◆ **WHAT YOU ARE ASKED TO DO**
Identify the lines that include the word "author", then copy all of them.

◆ **SUPPLIED ENTRIES**

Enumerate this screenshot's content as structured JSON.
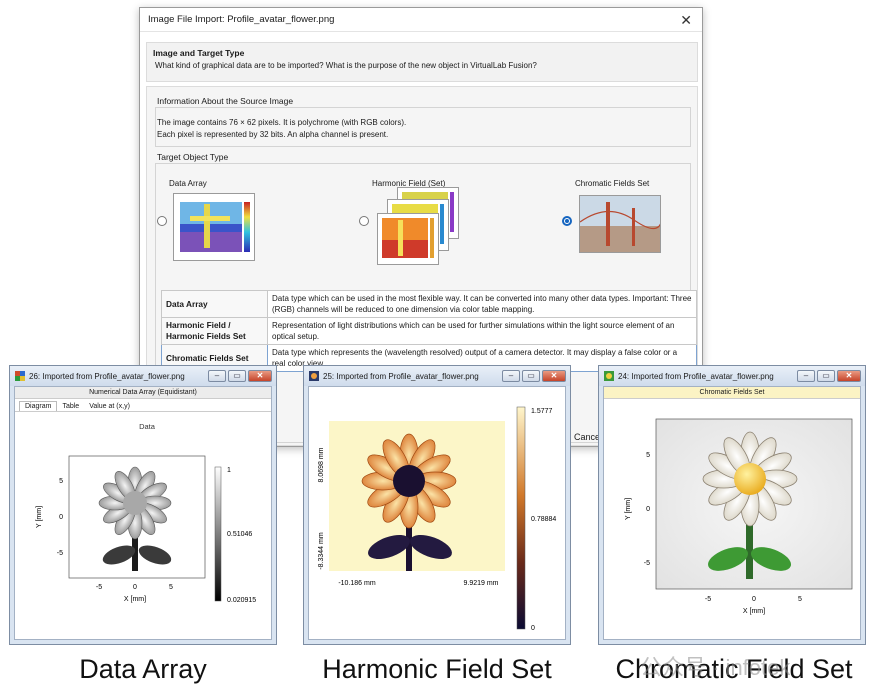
{
  "dialog": {
    "title": "Image File Import: Profile_avatar_flower.png",
    "close_glyph": "✕",
    "heading": "Image and Target Type",
    "subheading": "What kind of graphical data are to be imported? What is the purpose of the new object in VirtualLab Fusion?",
    "info_group": {
      "label": "Information About the Source Image",
      "line1": "The image contains 76 × 62 pixels. It is polychrome (with RGB colors).",
      "line2": "Each pixel is represented by 32 bits. An alpha channel is present."
    },
    "target_group": {
      "label": "Target Object Type",
      "options": [
        {
          "label": "Data Array",
          "selected": false
        },
        {
          "label": "Harmonic Field (Set)",
          "selected": false
        },
        {
          "label": "Chromatic Fields Set",
          "selected": true
        }
      ]
    },
    "table": [
      {
        "key": "Data Array",
        "value": "Data type which can be used in the most flexible way. It can be converted into many other data types. Important: Three (RGB) channels will be reduced to one dimension via color table mapping."
      },
      {
        "key": "Harmonic Field / Harmonic Fields Set",
        "value": "Representation of light distributions which can be used for further simulations within the light source element of an optical setup."
      },
      {
        "key": "Chromatic Fields Set",
        "value": "Data type which represents the (wavelength resolved) output of a camera detector. It may display a false color or a real color view."
      }
    ],
    "cancel_label": "Cance"
  },
  "windows": {
    "data_array": {
      "title": "26: Imported from Profile_avatar_flower.png",
      "subtitle": "Numerical Data Array (Equidistant)",
      "tabs": [
        "Diagram",
        "Table",
        "Value at (x,y)"
      ],
      "plot_title": "Data",
      "xlabel": "X [mm]",
      "ylabel": "Y [mm]",
      "xticks": [
        "-5",
        "0",
        "5"
      ],
      "yticks": [
        "5",
        "0",
        "-5"
      ],
      "colorbar_ticks": [
        "1",
        "0.51046",
        "0.020915"
      ]
    },
    "harmonic": {
      "title": "25: Imported from Profile_avatar_flower.png",
      "xticks": [
        "-10.186 mm",
        "9.9219 mm"
      ],
      "yticks": [
        "8.0698 mm",
        "-8.3344 mm"
      ],
      "colorbar_ticks": [
        "1.5777",
        "0.78884",
        "0"
      ]
    },
    "chromatic": {
      "title": "24: Imported from Profile_avatar_flower.png",
      "subtitle": "Chromatic Fields Set",
      "xlabel": "X [mm]",
      "ylabel": "Y [mm]",
      "xticks": [
        "-5",
        "0",
        "5"
      ],
      "yticks": [
        "5",
        "0",
        "-5"
      ]
    }
  },
  "window_buttons": {
    "minimize": "–",
    "restore": "▭",
    "close": "✕"
  },
  "captions": [
    "Data Array",
    "Harmonic Field Set",
    "Chromatic Field Set"
  ],
  "watermark": "公众号 · infotek"
}
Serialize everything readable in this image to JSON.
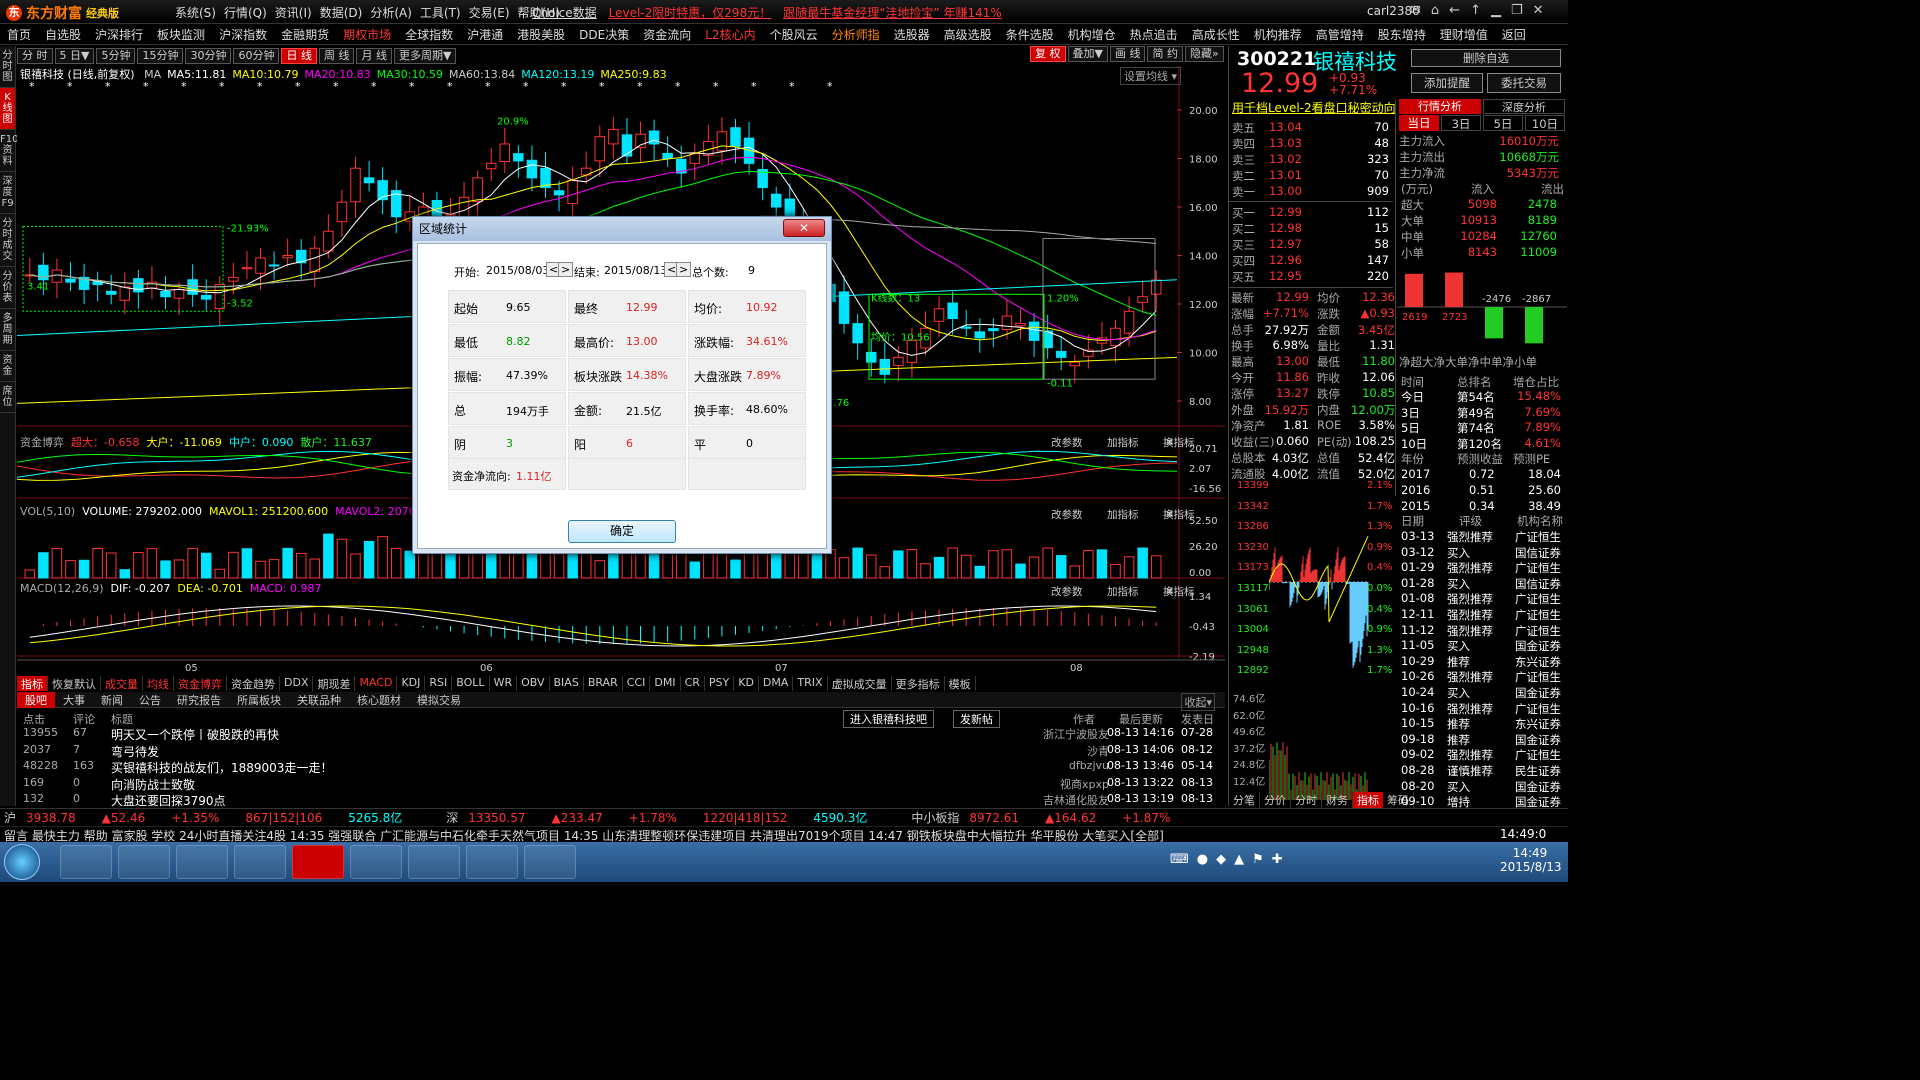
{
  "title_bar": {
    "brand": "东方财富",
    "brand_sub": "经典版",
    "menus": [
      "系统(S)",
      "行情(Q)",
      "资讯(I)",
      "数据(D)",
      "分析(A)",
      "工具(T)",
      "交易(E)",
      "帮助(H)"
    ],
    "promo1": "Choice数据",
    "promo2": "Level-2限时特惠，仅298元！",
    "promo3": "跟随最牛基金经理“洼地捡宝” 年赚141%",
    "user": "carl2380"
  },
  "nav": [
    "首页",
    "自选股",
    "沪深排行",
    "板块监测",
    "沪深指数",
    "金融期货",
    "期权市场",
    "全球指数",
    "沪港通",
    "港股美股",
    "DDE决策",
    "资金流向",
    "L2核心内",
    "个股风云",
    "分析师指",
    "选股器",
    "高级选股",
    "条件选股",
    "机构增仓",
    "热点追击",
    "高成长性",
    "机构推荐",
    "高管增持",
    "股东增持",
    "理财增值",
    "返回"
  ],
  "side_tabs": [
    "分时图",
    "K线图",
    "F10资料",
    "深度F9",
    "分时成交",
    "分价表",
    "多周期",
    "资金",
    "席位"
  ],
  "period_buttons": [
    "分 时",
    "5 日▼",
    "5分钟",
    "15分钟",
    "30分钟",
    "60分钟",
    "日 线",
    "周 线",
    "月 线",
    "更多周期▼"
  ],
  "right_buttons": [
    "复 权",
    "叠加▼",
    "画 线",
    "简 约",
    "隐藏»"
  ],
  "kline": {
    "name": "银禧科技 (日线,前复权)",
    "ma": [
      {
        "label": "MA",
        "value": "",
        "color": "#ccc"
      },
      {
        "label": "MA5:",
        "value": "11.81",
        "color": "#fff"
      },
      {
        "label": "MA10:",
        "value": "10.79",
        "color": "#ff0"
      },
      {
        "label": "MA20:",
        "value": "10.83",
        "color": "#f0f"
      },
      {
        "label": "MA30:",
        "value": "10.59",
        "color": "#0f0"
      },
      {
        "label": "MA60:",
        "value": "13.84",
        "color": "#ccc"
      },
      {
        "label": "MA120:",
        "value": "13.19",
        "color": "#0ff"
      },
      {
        "label": "MA250:",
        "value": "9.83",
        "color": "#ff0"
      }
    ],
    "setting": "设置均线 ▾",
    "price_axis": [
      "20.00",
      "18.00",
      "16.00",
      "14.00",
      "12.00",
      "10.00",
      "8.00"
    ],
    "box_labels": [
      "-21.93%",
      "-3.52",
      "3.41",
      "K线数：13",
      "均价：10.56",
      "1.20%",
      "-0.11",
      "20.9%",
      "7.76"
    ]
  },
  "capital_game": {
    "title": "资金博弈",
    "super": "超大：-0.658",
    "big": "大户：-11.069",
    "mid": "中户：0.090",
    "small": "散户：11.637",
    "axis": [
      "20.71",
      "2.07",
      "-16.56"
    ]
  },
  "volume": {
    "title": "VOL(5,10)",
    "vol": "VOLUME: 279202.000",
    "mavol1": "MAVOL1: 251200.600",
    "mavol2": "MAVOL2: 207671.900",
    "axis": [
      "52.50",
      "26.20",
      "0.00"
    ]
  },
  "macd": {
    "title": "MACD(12,26,9)",
    "dif": "DIF: -0.207",
    "dea": "DEA: -0.701",
    "macd": "MACD: 0.987",
    "axis": [
      "1.34",
      "-0.43",
      "-2.19"
    ]
  },
  "panel_buttons": [
    "改参数",
    "加指标",
    "换指标"
  ],
  "time_axis": [
    "05",
    "06",
    "07",
    "08"
  ],
  "dialog": {
    "title": "区域统计",
    "start_label": "开始:",
    "start": "2015/08/03",
    "end_label": "结束:",
    "end": "2015/08/13",
    "count_label": "总个数:",
    "count": "9",
    "cells": [
      {
        "label": "起始",
        "value": "9.65",
        "color": "#000"
      },
      {
        "label": "最终",
        "value": "12.99",
        "color": "#d22"
      },
      {
        "label": "均价:",
        "value": "10.92",
        "color": "#d22"
      },
      {
        "label": "最低",
        "value": "8.82",
        "color": "#090"
      },
      {
        "label": "最高价:",
        "value": "13.00",
        "color": "#d22"
      },
      {
        "label": "涨跌幅:",
        "value": "34.61%",
        "color": "#d22"
      },
      {
        "label": "振幅:",
        "value": "47.39%",
        "color": "#000"
      },
      {
        "label": "板块涨跌",
        "value": "14.38%",
        "color": "#d22"
      },
      {
        "label": "大盘涨跌",
        "value": "7.89%",
        "color": "#d22"
      },
      {
        "label": "总",
        "value": "194万手",
        "color": "#000"
      },
      {
        "label": "金额:",
        "value": "21.5亿",
        "color": "#000"
      },
      {
        "label": "换手率:",
        "value": "48.60%",
        "color": "#000"
      },
      {
        "label": "阴",
        "value": "3",
        "color": "#090"
      },
      {
        "label": "阳",
        "value": "6",
        "color": "#d22"
      },
      {
        "label": "平",
        "value": "0",
        "color": "#000"
      }
    ],
    "flow_label": "资金净流向:",
    "flow_value": "1.11亿",
    "ok": "确定"
  },
  "bottom_tabs": [
    "指标",
    "恢复默认",
    "成交量",
    "均线",
    "资金博弈",
    "资金趋势",
    "DDX",
    "期现差",
    "MACD",
    "KDJ",
    "RSI",
    "BOLL",
    "WR",
    "OBV",
    "BIAS",
    "BRAR",
    "CCI",
    "DMI",
    "CR",
    "PSY",
    "KD",
    "DMA",
    "TRIX",
    "虚拟成交量",
    "更多指标",
    "模板"
  ],
  "news_tabs": [
    "股吧",
    "大事",
    "新闻",
    "公告",
    "研究报告",
    "所属板块",
    "关联品种",
    "核心题材",
    "模拟交易"
  ],
  "news_head": {
    "clicks": "点击",
    "replies": "评论",
    "title": "标题",
    "author": "作者",
    "updated": "最后更新",
    "posted": "发表日",
    "enter": "进入银禧科技吧",
    "post": "发新帖",
    "collapse": "收起▾"
  },
  "news": [
    {
      "clicks": "13955",
      "replies": "67",
      "title": "明天又一个跌停丨破股跌的再快",
      "author": "浙江宁波股友",
      "updated": "08-13 14:16",
      "posted": "07-28"
    },
    {
      "clicks": "2037",
      "replies": "7",
      "title": "弯弓待发",
      "author": "沙青",
      "updated": "08-13 14:06",
      "posted": "08-12"
    },
    {
      "clicks": "48228",
      "replies": "163",
      "title": "买银禧科技的战友们，1889003走一走！",
      "author": "dfbzjvu",
      "updated": "08-13 13:46",
      "posted": "05-14"
    },
    {
      "clicks": "169",
      "replies": "0",
      "title": "向消防战士致敬",
      "author": "视商xpxp",
      "updated": "08-13 13:22",
      "posted": "08-13"
    },
    {
      "clicks": "132",
      "replies": "0",
      "title": "大盘还要回探3790点",
      "author": "吉林通化股友",
      "updated": "08-13 13:19",
      "posted": "08-13"
    }
  ],
  "quote": {
    "code": "300221",
    "name": "银禧科技",
    "price": "12.99",
    "change": "+0.93",
    "pct": "+7.71%",
    "btn_del": "删除自选",
    "btn_alert": "添加提醒",
    "btn_trade": "委托交易",
    "level2": "用千档Level-2看盘口秘密动向",
    "asks": [
      {
        "label": "卖五",
        "price": "13.04",
        "vol": "70"
      },
      {
        "label": "卖四",
        "price": "13.03",
        "vol": "48"
      },
      {
        "label": "卖三",
        "price": "13.02",
        "vol": "323"
      },
      {
        "label": "卖二",
        "price": "13.01",
        "vol": "70"
      },
      {
        "label": "卖一",
        "price": "13.00",
        "vol": "909"
      }
    ],
    "bids": [
      {
        "label": "买一",
        "price": "12.99",
        "vol": "112"
      },
      {
        "label": "买二",
        "price": "12.98",
        "vol": "15"
      },
      {
        "label": "买三",
        "price": "12.97",
        "vol": "58"
      },
      {
        "label": "买四",
        "price": "12.96",
        "vol": "147"
      },
      {
        "label": "买五",
        "price": "12.95",
        "vol": "220"
      }
    ],
    "stats": [
      [
        "最新",
        "12.99",
        "均价",
        "12.36"
      ],
      [
        "涨幅",
        "+7.71%",
        "涨跌",
        "▲0.93"
      ],
      [
        "总手",
        "27.92万",
        "金额",
        "3.45亿"
      ],
      [
        "换手",
        "6.98%",
        "量比",
        "1.31"
      ],
      [
        "最高",
        "13.00",
        "最低",
        "11.80"
      ],
      [
        "今开",
        "11.86",
        "昨收",
        "12.06"
      ],
      [
        "涨停",
        "13.27",
        "跌停",
        "10.85"
      ],
      [
        "外盘",
        "15.92万",
        "内盘",
        "12.00万"
      ],
      [
        "净资产",
        "1.81",
        "ROE",
        "3.58%"
      ],
      [
        "收益(三)",
        "0.060",
        "PE(动)",
        "108.25"
      ],
      [
        "总股本",
        "4.03亿",
        "总值",
        "52.4亿"
      ],
      [
        "流通股",
        "4.00亿",
        "流值",
        "52.0亿"
      ]
    ]
  },
  "flow": {
    "tabs": [
      "行情分析",
      "深度分析"
    ],
    "days": [
      "当日",
      "3日",
      "5日",
      "10日"
    ],
    "main_in_label": "主力流入",
    "main_in": "16010万元",
    "main_out_label": "主力流出",
    "main_out": "10668万元",
    "main_net_label": "主力净流",
    "main_net": "5343万元",
    "head": [
      "(万元)",
      "流入",
      "流出"
    ],
    "rows": [
      [
        "超大",
        "5098",
        "2478"
      ],
      [
        "大单",
        "10913",
        "8189"
      ],
      [
        "中单",
        "10284",
        "12760"
      ],
      [
        "小单",
        "8143",
        "11009"
      ]
    ],
    "bars": [
      "2619",
      "2723",
      "-2476",
      "-2867"
    ],
    "bar_labels": "净超大净大单净中单净小单",
    "rank_head": [
      "时间",
      "总排名",
      "增仓占比"
    ],
    "ranks": [
      [
        "今日",
        "第54名",
        "15.48%"
      ],
      [
        "3日",
        "第49名",
        "7.69%"
      ],
      [
        "5日",
        "第74名",
        "7.89%"
      ],
      [
        "10日",
        "第120名",
        "4.61%"
      ]
    ],
    "eps_head": [
      "年份",
      "预测收益",
      "预测PE"
    ],
    "eps": [
      [
        "2017",
        "0.72",
        "18.04"
      ],
      [
        "2016",
        "0.51",
        "25.60"
      ],
      [
        "2015",
        "0.34",
        "38.49"
      ]
    ],
    "rate_head": [
      "日期",
      "评级",
      "机构名称"
    ],
    "ratings": [
      [
        "03-13",
        "强烈推荐",
        "广证恒生"
      ],
      [
        "03-12",
        "买入",
        "国信证券"
      ],
      [
        "01-29",
        "强烈推荐",
        "广证恒生"
      ],
      [
        "01-28",
        "买入",
        "国信证券"
      ],
      [
        "01-08",
        "强烈推荐",
        "广证恒生"
      ],
      [
        "12-11",
        "强烈推荐",
        "广证恒生"
      ],
      [
        "11-12",
        "强烈推荐",
        "广证恒生"
      ],
      [
        "11-05",
        "买入",
        "国金证券"
      ],
      [
        "10-29",
        "推荐",
        "东兴证券"
      ],
      [
        "10-26",
        "强烈推荐",
        "广证恒生"
      ],
      [
        "10-24",
        "买入",
        "国金证券"
      ],
      [
        "10-16",
        "强烈推荐",
        "广证恒生"
      ],
      [
        "10-15",
        "推荐",
        "东兴证券"
      ],
      [
        "09-18",
        "推荐",
        "国金证券"
      ],
      [
        "09-02",
        "强烈推荐",
        "广证恒生"
      ],
      [
        "08-28",
        "谨慎推荐",
        "民生证券"
      ],
      [
        "08-20",
        "买入",
        "国金证券"
      ],
      [
        "09-10",
        "增持",
        "国金证券"
      ]
    ]
  },
  "mini_axis_left": [
    "13399",
    "13342",
    "13286",
    "13230",
    "13173",
    "13117",
    "13061",
    "13004",
    "12948",
    "12892"
  ],
  "mini_axis_right": [
    "2.1%",
    "1.7%",
    "1.3%",
    "0.9%",
    "0.4%",
    "0.0%",
    "0.4%",
    "0.9%",
    "1.3%",
    "1.7%"
  ],
  "mini_vol_axis": [
    "74.6亿",
    "62.0亿",
    "49.6亿",
    "37.2亿",
    "24.8亿",
    "12.4亿"
  ],
  "mini_tabs": [
    "分笔",
    "分价",
    "分时",
    "财务",
    "指标",
    "筹码"
  ],
  "status": [
    {
      "t": "沪",
      "c": "#ccc"
    },
    {
      "t": "3938.78",
      "c": "#f33"
    },
    {
      "t": "▲52.46",
      "c": "#f33"
    },
    {
      "t": "+1.35%",
      "c": "#f33"
    },
    {
      "t": "867|152|106",
      "c": "#f33"
    },
    {
      "t": "5265.8亿",
      "c": "#0ff"
    },
    {
      "t": "深",
      "c": "#ccc"
    },
    {
      "t": "13350.57",
      "c": "#f33"
    },
    {
      "t": "▲233.47",
      "c": "#f33"
    },
    {
      "t": "+1.78%",
      "c": "#f33"
    },
    {
      "t": "1220|418|152",
      "c": "#f33"
    },
    {
      "t": "4590.3亿",
      "c": "#0ff"
    },
    {
      "t": "中小板指",
      "c": "#ccc"
    },
    {
      "t": "8972.61",
      "c": "#f33"
    },
    {
      "t": "▲164.62",
      "c": "#f33"
    },
    {
      "t": "+1.87%",
      "c": "#f33"
    }
  ],
  "ticker": "留言  最快主力  帮助  富家股  学校  24小时直播关注4股  14:35 强强联合 广汇能源与中石化牵手天然气项目  14:35 山东清理整顿环保违建项目 共清理出7019个项目  14:47 钢铁板块盘中大幅拉升  华平股份 大笔买入[全部]",
  "clock": "14:49:0",
  "taskbar": {
    "time": "14:49",
    "date": "2015/8/13"
  }
}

◆ **RESPONSE TO THE EXERCISE**
    "author": "作者",
      "author": "浙江宁波股友",
      "author": "沙青",
      "author": "dfbzjvu",
      "author": "视商xpxp",
      "author": "吉林通化股友",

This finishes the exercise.